Problem statement: Copy every line in the records below that contains the word "screenshot".

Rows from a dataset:
+ + +

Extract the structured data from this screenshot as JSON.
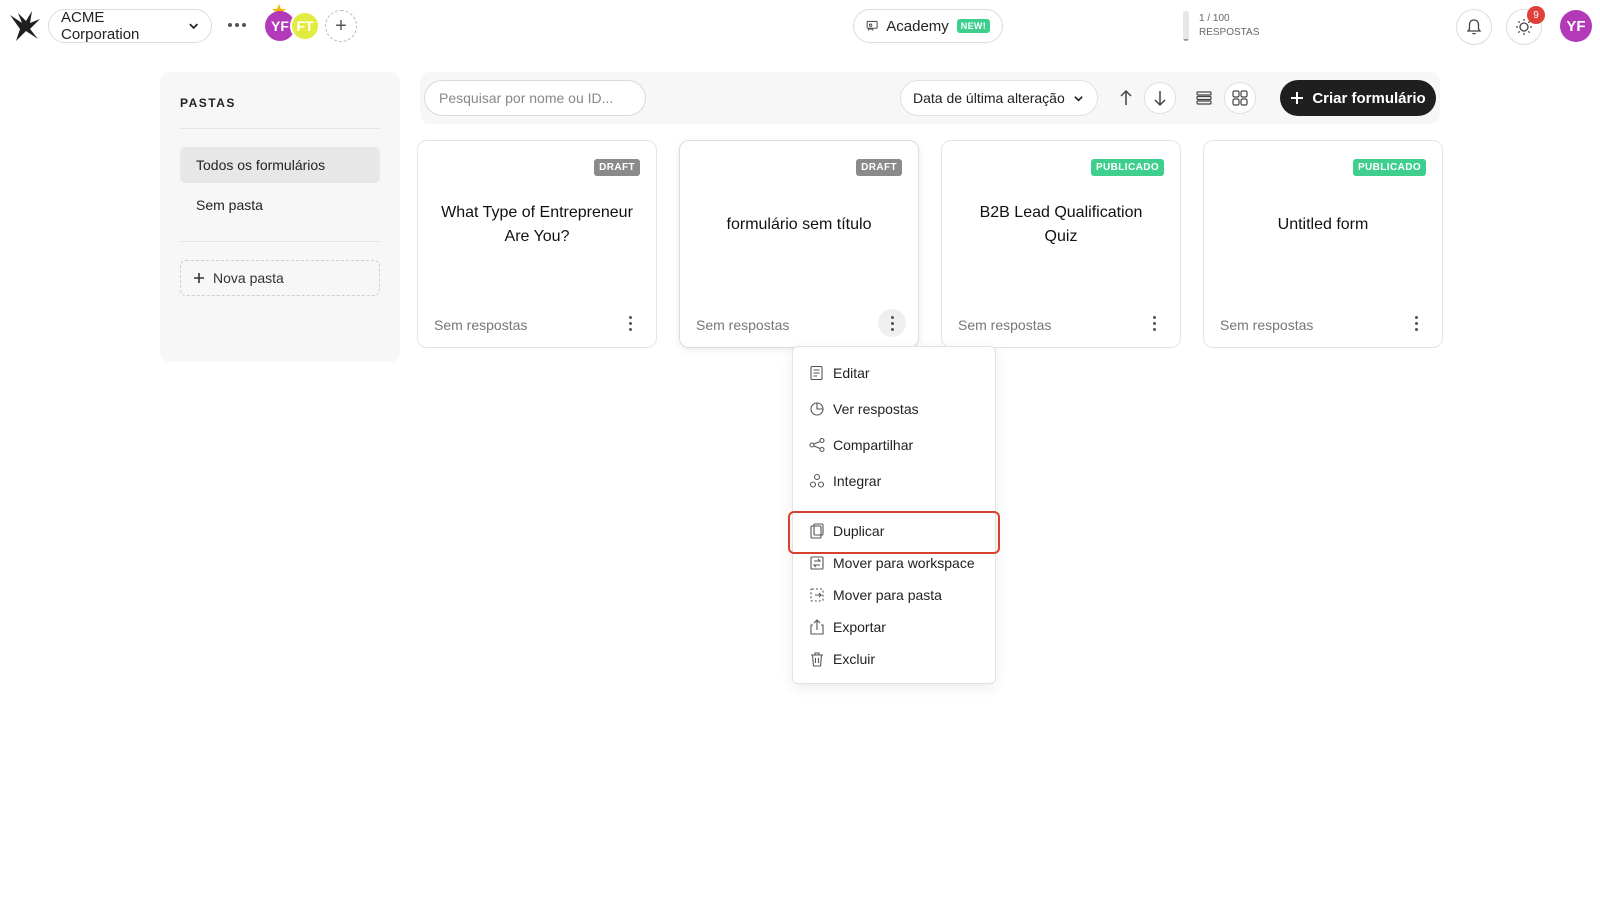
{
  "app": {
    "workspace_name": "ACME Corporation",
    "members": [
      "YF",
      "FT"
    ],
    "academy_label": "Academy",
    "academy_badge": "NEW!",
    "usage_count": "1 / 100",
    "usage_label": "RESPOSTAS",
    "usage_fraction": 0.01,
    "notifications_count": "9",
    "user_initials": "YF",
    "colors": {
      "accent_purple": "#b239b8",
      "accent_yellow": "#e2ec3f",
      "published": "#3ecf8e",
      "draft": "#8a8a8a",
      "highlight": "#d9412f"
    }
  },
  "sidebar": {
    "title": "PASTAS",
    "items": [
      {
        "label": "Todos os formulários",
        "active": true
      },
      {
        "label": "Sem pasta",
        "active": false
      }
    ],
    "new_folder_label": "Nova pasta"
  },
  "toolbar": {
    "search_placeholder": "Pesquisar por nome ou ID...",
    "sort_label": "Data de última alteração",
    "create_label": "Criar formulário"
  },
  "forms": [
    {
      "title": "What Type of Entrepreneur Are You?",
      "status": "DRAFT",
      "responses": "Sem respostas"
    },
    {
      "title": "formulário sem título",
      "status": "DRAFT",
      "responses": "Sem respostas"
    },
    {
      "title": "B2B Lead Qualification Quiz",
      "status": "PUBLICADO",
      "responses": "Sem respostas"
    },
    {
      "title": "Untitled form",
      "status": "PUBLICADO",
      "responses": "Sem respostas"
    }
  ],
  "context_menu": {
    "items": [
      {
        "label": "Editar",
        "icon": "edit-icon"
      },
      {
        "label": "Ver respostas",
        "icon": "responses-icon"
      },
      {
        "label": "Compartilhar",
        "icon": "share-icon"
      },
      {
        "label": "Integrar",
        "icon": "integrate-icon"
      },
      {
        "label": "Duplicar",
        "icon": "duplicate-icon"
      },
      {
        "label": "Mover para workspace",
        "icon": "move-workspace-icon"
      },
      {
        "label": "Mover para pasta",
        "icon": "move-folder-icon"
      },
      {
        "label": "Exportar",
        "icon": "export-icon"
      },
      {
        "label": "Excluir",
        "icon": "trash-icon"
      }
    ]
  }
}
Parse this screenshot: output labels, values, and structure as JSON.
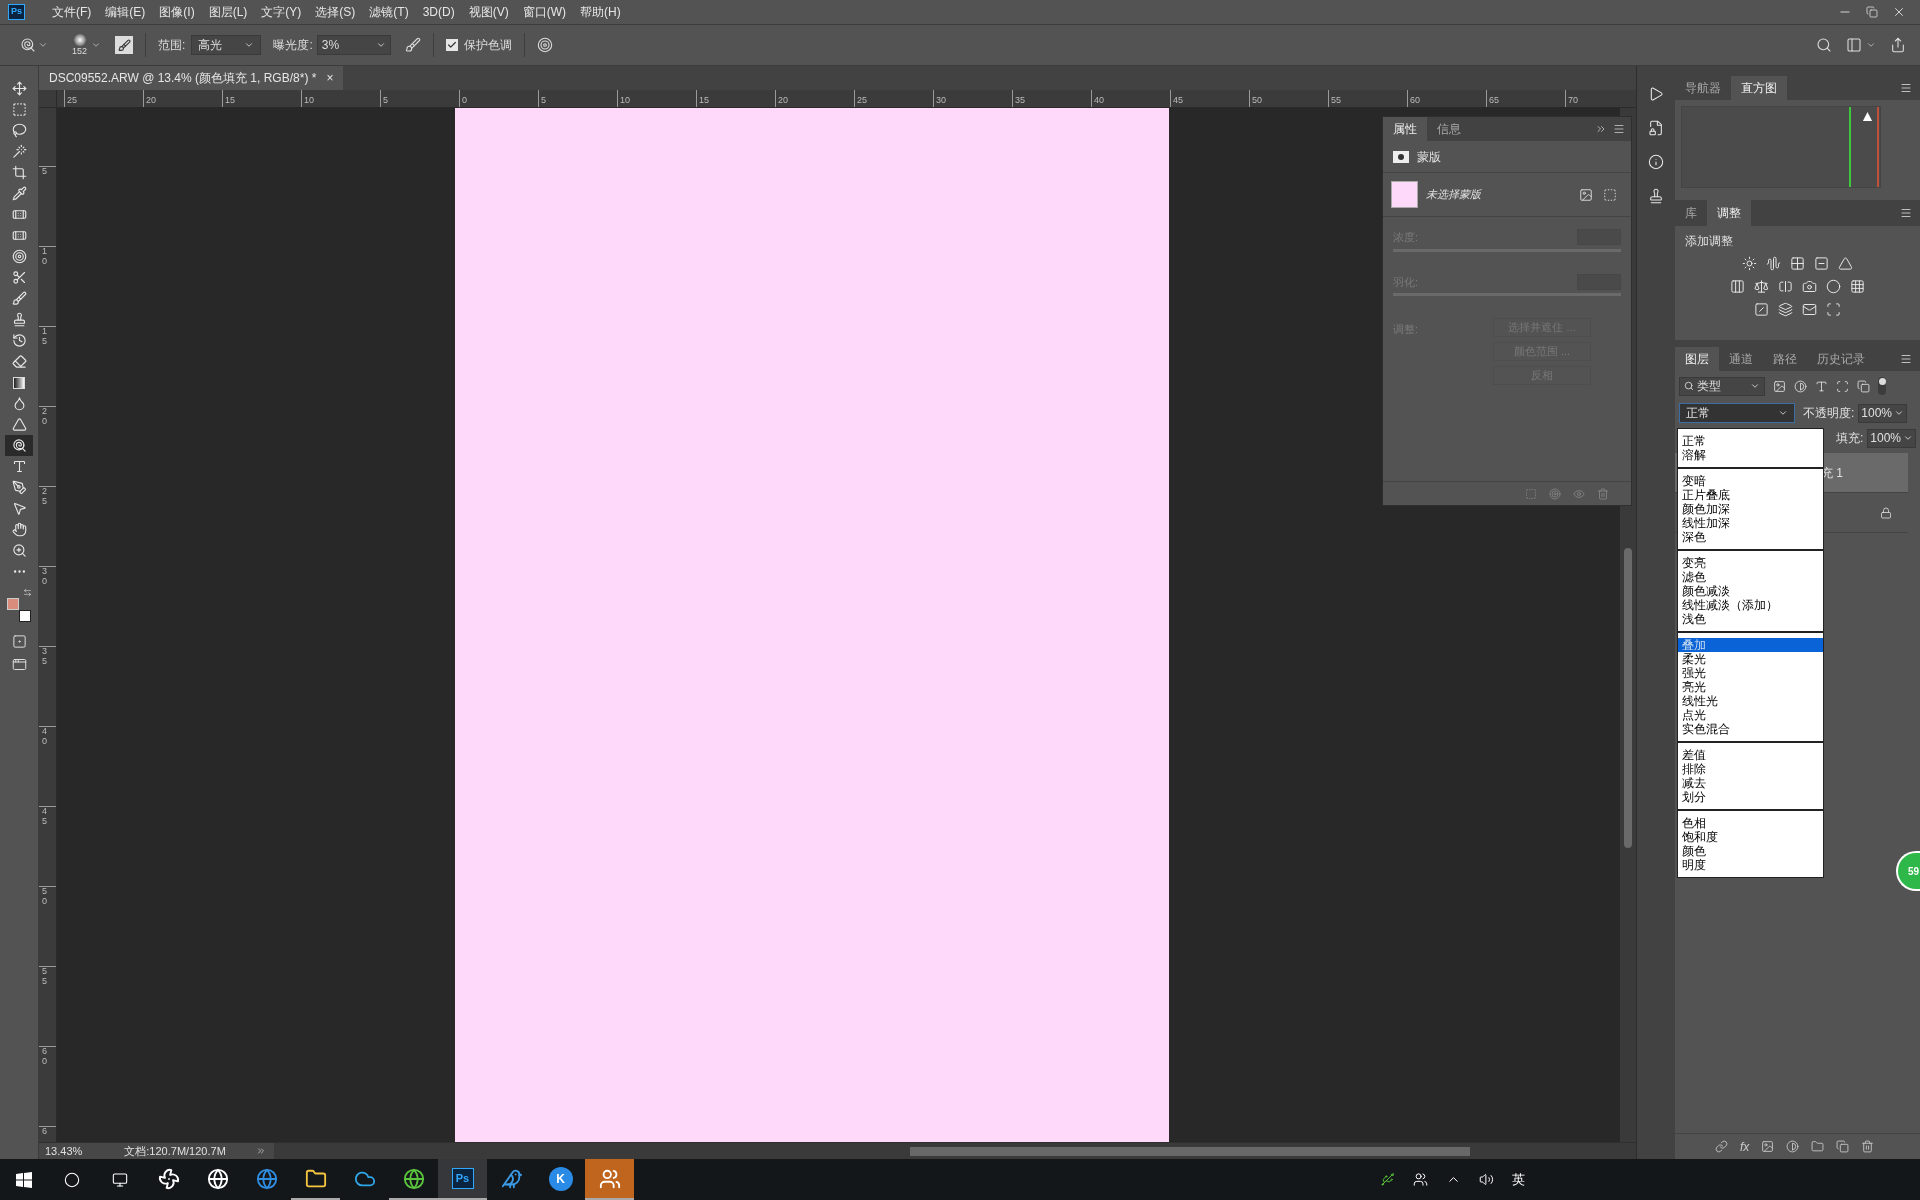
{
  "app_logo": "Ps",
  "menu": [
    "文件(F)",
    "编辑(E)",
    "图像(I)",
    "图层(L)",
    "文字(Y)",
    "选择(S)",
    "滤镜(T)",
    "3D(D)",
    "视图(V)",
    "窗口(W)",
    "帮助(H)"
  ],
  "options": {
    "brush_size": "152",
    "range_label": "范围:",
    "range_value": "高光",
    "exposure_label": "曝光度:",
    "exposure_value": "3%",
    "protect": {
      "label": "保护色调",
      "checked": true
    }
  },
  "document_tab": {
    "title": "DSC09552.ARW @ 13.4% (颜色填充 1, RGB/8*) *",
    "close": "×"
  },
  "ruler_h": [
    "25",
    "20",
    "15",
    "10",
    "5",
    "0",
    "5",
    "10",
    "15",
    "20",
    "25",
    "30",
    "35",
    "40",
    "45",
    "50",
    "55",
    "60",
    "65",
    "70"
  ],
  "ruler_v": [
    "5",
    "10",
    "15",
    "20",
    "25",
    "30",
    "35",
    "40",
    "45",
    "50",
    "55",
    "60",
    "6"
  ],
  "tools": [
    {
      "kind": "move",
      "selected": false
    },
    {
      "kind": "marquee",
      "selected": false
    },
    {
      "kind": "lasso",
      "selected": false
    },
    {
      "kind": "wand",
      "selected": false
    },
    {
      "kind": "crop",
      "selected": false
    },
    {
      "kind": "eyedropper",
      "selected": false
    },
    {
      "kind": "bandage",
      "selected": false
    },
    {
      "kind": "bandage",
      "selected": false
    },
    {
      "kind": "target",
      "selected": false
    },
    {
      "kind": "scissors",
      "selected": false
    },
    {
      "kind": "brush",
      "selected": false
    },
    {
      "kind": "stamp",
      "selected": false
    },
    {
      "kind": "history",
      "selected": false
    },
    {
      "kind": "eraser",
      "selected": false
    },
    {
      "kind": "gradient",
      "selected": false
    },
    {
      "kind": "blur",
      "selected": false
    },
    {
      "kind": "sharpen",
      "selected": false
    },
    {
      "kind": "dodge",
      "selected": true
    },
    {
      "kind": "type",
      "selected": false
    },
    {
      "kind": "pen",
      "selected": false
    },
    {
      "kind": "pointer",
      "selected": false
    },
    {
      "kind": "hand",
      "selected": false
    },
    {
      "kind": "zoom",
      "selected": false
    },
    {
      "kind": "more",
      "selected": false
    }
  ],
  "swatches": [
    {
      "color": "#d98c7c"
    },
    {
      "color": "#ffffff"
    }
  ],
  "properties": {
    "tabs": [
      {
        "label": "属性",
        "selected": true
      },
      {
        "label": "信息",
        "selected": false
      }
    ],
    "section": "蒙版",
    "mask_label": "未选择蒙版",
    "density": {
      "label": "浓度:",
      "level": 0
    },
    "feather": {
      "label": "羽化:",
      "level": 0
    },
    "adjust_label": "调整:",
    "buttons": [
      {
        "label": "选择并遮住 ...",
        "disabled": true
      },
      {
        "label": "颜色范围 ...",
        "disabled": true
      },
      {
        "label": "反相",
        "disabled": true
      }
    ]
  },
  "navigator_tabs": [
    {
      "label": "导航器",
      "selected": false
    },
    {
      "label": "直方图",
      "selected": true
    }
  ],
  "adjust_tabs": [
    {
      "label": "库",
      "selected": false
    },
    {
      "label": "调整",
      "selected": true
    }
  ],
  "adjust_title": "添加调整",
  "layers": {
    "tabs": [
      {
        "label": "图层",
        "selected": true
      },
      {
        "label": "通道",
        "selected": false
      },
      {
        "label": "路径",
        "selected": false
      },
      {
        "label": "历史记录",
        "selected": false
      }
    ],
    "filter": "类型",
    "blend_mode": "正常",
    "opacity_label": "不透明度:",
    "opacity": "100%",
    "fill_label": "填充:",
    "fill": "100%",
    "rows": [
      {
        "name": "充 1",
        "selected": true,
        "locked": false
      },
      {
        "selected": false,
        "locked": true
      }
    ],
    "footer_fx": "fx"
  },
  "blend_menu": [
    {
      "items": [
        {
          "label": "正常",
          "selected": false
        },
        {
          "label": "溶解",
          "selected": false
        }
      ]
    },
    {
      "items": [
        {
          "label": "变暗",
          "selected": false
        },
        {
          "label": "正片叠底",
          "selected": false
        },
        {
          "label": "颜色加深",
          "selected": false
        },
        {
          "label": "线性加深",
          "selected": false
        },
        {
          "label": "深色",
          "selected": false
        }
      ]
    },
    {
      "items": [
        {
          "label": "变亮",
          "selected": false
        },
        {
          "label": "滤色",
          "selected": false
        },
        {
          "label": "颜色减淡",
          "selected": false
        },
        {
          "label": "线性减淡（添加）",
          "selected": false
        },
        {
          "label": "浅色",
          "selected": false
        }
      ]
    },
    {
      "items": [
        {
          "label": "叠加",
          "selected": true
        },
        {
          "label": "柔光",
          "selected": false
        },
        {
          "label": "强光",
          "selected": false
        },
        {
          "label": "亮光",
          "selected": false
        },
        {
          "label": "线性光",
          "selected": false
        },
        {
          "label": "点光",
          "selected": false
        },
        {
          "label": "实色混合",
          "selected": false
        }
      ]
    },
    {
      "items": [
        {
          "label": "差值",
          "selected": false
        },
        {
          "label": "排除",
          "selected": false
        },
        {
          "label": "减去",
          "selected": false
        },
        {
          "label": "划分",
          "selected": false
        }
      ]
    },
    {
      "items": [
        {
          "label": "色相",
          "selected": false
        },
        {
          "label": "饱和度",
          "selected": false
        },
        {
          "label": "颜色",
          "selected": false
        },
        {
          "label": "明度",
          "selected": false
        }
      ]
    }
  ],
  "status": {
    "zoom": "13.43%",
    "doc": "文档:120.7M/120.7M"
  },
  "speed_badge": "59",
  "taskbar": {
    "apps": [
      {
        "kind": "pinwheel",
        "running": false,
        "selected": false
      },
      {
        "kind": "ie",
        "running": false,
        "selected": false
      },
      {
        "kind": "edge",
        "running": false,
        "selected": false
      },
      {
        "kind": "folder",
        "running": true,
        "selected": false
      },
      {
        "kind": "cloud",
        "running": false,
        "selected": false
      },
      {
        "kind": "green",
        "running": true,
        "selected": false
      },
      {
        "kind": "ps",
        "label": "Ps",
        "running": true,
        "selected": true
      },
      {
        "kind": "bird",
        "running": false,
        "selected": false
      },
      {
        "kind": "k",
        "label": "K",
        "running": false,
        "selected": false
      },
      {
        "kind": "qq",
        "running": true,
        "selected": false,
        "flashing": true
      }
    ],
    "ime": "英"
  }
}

+ + +

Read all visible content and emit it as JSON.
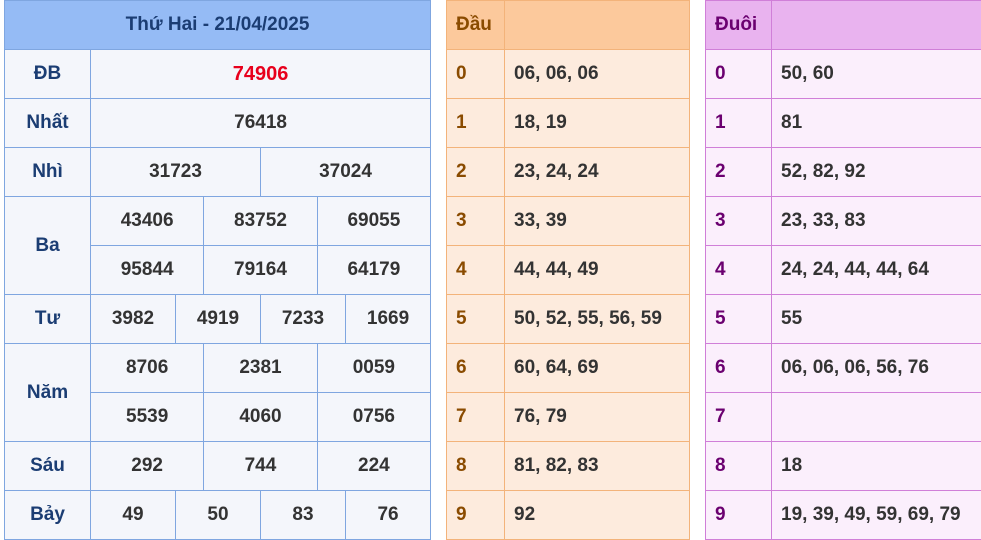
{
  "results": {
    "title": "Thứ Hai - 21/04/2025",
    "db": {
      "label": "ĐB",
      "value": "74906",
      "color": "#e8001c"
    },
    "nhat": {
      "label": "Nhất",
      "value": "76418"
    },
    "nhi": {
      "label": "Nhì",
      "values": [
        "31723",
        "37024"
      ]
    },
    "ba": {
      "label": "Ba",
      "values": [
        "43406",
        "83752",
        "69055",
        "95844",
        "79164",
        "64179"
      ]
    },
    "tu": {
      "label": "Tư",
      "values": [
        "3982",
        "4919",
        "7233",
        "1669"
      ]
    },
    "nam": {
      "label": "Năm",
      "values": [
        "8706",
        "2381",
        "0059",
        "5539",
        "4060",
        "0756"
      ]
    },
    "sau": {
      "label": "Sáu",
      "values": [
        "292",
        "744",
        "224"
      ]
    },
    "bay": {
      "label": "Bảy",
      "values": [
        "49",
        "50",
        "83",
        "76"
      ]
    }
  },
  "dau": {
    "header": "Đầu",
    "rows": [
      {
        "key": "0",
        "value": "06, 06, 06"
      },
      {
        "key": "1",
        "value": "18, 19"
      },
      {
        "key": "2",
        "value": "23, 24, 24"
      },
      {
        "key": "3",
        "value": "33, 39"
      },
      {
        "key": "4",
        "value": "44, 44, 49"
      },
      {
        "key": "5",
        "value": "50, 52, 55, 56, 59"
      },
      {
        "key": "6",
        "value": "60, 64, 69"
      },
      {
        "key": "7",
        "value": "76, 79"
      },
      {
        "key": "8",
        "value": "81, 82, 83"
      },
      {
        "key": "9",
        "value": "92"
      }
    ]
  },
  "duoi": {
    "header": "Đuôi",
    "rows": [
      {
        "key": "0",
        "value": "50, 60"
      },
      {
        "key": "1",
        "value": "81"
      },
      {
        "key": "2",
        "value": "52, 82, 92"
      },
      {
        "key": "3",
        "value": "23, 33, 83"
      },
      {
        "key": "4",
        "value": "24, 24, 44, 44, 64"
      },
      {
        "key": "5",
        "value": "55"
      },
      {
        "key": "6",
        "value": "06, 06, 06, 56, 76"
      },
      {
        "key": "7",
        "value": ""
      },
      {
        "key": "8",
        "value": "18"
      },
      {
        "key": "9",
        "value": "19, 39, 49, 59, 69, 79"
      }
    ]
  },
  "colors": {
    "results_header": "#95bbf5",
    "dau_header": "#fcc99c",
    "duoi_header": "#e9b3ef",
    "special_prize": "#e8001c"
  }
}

+ + +

Answer to this exercise:
Extract the structured data from this screenshot as JSON.
Parse this screenshot: output labels, values, and structure as JSON.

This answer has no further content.